| Task objective |
What follows is a set of records, each of which is to be written out exactly.
● ● ● ● ●
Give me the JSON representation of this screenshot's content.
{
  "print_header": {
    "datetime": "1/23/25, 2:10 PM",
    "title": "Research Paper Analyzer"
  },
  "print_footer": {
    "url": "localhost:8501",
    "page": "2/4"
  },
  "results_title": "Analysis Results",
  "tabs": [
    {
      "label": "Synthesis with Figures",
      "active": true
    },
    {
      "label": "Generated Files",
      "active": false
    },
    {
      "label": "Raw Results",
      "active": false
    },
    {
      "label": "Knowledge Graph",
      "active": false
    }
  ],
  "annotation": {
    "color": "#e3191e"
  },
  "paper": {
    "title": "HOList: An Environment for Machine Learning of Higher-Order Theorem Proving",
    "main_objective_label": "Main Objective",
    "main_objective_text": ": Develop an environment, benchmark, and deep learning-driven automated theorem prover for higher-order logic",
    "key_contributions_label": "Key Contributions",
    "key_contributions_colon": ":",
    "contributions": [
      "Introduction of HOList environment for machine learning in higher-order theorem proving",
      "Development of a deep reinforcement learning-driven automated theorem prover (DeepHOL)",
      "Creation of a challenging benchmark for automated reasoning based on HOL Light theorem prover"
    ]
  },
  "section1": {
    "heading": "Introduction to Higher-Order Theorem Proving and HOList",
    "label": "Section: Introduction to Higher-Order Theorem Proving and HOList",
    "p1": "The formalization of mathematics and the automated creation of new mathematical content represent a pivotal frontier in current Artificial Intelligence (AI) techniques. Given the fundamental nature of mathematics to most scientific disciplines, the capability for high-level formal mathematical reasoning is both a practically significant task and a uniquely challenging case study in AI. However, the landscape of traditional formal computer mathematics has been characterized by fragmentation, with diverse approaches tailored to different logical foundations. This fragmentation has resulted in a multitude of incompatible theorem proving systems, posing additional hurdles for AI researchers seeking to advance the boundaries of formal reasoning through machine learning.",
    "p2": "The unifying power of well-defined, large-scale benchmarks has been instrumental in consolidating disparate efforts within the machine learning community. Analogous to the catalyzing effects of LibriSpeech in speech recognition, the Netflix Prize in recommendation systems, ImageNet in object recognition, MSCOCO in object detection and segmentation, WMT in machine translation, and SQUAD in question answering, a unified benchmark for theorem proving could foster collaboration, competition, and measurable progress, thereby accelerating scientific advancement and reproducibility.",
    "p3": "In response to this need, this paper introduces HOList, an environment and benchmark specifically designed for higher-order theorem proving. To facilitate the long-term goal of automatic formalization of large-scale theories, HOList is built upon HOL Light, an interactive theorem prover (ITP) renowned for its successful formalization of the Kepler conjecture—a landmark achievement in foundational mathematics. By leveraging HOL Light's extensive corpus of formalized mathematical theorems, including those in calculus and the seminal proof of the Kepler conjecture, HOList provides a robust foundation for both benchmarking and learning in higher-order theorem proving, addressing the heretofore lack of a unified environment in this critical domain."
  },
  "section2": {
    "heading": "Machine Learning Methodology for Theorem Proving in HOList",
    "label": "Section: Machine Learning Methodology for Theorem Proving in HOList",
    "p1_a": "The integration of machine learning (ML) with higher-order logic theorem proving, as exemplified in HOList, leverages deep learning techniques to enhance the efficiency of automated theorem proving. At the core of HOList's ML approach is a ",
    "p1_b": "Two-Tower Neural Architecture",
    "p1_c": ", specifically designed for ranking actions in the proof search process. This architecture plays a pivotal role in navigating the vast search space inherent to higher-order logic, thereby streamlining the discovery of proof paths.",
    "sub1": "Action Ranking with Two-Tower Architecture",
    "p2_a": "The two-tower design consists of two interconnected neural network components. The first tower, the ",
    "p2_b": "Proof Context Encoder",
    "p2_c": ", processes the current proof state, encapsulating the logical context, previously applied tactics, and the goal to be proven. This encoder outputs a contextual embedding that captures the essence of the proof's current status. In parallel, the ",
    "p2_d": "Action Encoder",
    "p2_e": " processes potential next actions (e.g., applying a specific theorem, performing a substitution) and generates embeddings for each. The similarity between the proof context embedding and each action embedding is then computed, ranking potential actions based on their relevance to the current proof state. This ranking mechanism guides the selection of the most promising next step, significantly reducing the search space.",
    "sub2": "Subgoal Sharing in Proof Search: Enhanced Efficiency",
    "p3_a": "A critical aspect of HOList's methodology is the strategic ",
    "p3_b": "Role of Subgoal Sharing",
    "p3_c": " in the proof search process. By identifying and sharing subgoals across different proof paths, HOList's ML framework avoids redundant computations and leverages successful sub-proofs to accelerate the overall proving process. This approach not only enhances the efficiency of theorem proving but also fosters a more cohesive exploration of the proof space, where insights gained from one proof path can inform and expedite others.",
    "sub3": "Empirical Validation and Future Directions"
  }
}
● ● ● ● ●
| Response to this task |
Give me the JSON representation of this screenshot's content.
{
  "print_header": {
    "datetime": "1/23/25, 2:10 PM",
    "title": "Research Paper Analyzer"
  },
  "print_footer": {
    "url": "localhost:8501",
    "page": "2/4"
  },
  "results_title": "Analysis Results",
  "tabs": [
    {
      "label": "Synthesis with Figures",
      "active": true
    },
    {
      "label": "Generated Files",
      "active": false
    },
    {
      "label": "Raw Results",
      "active": false
    },
    {
      "label": "Knowledge Graph",
      "active": false
    }
  ],
  "annotation": {
    "color": "#e3191e"
  },
  "paper": {
    "title": "HOList: An Environment for Machine Learning of Higher-Order Theorem Proving",
    "main_objective_label": "Main Objective",
    "main_objective_text": ": Develop an environment, benchmark, and deep learning-driven automated theorem prover for higher-order logic",
    "key_contributions_label": "Key Contributions",
    "key_contributions_colon": ":",
    "contributions": [
      "Introduction of HOList environment for machine learning in higher-order theorem proving",
      "Development of a deep reinforcement learning-driven automated theorem prover (DeepHOL)",
      "Creation of a challenging benchmark for automated reasoning based on HOL Light theorem prover"
    ]
  },
  "section1": {
    "heading": "Introduction to Higher-Order Theorem Proving and HOList",
    "label": "Section: Introduction to Higher-Order Theorem Proving and HOList",
    "p1": "The formalization of mathematics and the automated creation of new mathematical content represent a pivotal frontier in current Artificial Intelligence (AI) techniques. Given the fundamental nature of mathematics to most scientific disciplines, the capability for high-level formal mathematical reasoning is both a practically significant task and a uniquely challenging case study in AI. However, the landscape of traditional formal computer mathematics has been characterized by fragmentation, with diverse approaches tailored to different logical foundations. This fragmentation has resulted in a multitude of incompatible theorem proving systems, posing additional hurdles for AI researchers seeking to advance the boundaries of formal reasoning through machine learning.",
    "p2": "The unifying power of well-defined, large-scale benchmarks has been instrumental in consolidating disparate efforts within the machine learning community. Analogous to the catalyzing effects of LibriSpeech in speech recognition, the Netflix Prize in recommendation systems, ImageNet in object recognition, MSCOCO in object detection and segmentation, WMT in machine translation, and SQUAD in question answering, a unified benchmark for theorem proving could foster collaboration, competition, and measurable progress, thereby accelerating scientific advancement and reproducibility.",
    "p3": "In response to this need, this paper introduces HOList, an environment and benchmark specifically designed for higher-order theorem proving. To facilitate the long-term goal of automatic formalization of large-scale theories, HOList is built upon HOL Light, an interactive theorem prover (ITP) renowned for its successful formalization of the Kepler conjecture—a landmark achievement in foundational mathematics. By leveraging HOL Light's extensive corpus of formalized mathematical theorems, including those in calculus and the seminal proof of the Kepler conjecture, HOList provides a robust foundation for both benchmarking and learning in higher-order theorem proving, addressing the heretofore lack of a unified environment in this critical domain."
  },
  "section2": {
    "heading": "Machine Learning Methodology for Theorem Proving in HOList",
    "label": "Section: Machine Learning Methodology for Theorem Proving in HOList",
    "p1_a": "The integration of machine learning (ML) with higher-order logic theorem proving, as exemplified in HOList, leverages deep learning techniques to enhance the efficiency of automated theorem proving. At the core of HOList's ML approach is a ",
    "p1_b": "Two-Tower Neural Architecture",
    "p1_c": ", specifically designed for ranking actions in the proof search process. This architecture plays a pivotal role in navigating the vast search space inherent to higher-order logic, thereby streamlining the discovery of proof paths.",
    "sub1": "Action Ranking with Two-Tower Architecture",
    "p2_a": "The two-tower design consists of two interconnected neural network components. The first tower, the ",
    "p2_b": "Proof Context Encoder",
    "p2_c": ", processes the current proof state, encapsulating the logical context, previously applied tactics, and the goal to be proven. This encoder outputs a contextual embedding that captures the essence of the proof's current status. In parallel, the ",
    "p2_d": "Action Encoder",
    "p2_e": " processes potential next actions (e.g., applying a specific theorem, performing a substitution) and generates embeddings for each. The similarity between the proof context embedding and each action embedding is then computed, ranking potential actions based on their relevance to the current proof state. This ranking mechanism guides the selection of the most promising next step, significantly reducing the search space.",
    "sub2": "Subgoal Sharing in Proof Search: Enhanced Efficiency",
    "p3_a": "A critical aspect of HOList's methodology is the strategic ",
    "p3_b": "Role of Subgoal Sharing",
    "p3_c": " in the proof search process. By identifying and sharing subgoals across different proof paths, HOList's ML framework avoids redundant computations and leverages successful sub-proofs to accelerate the overall proving process. This approach not only enhances the efficiency of theorem proving but also fosters a more cohesive exploration of the proof space, where insights gained from one proof path can inform and expedite others.",
    "sub3": "Empirical Validation and Future Directions"
  }
}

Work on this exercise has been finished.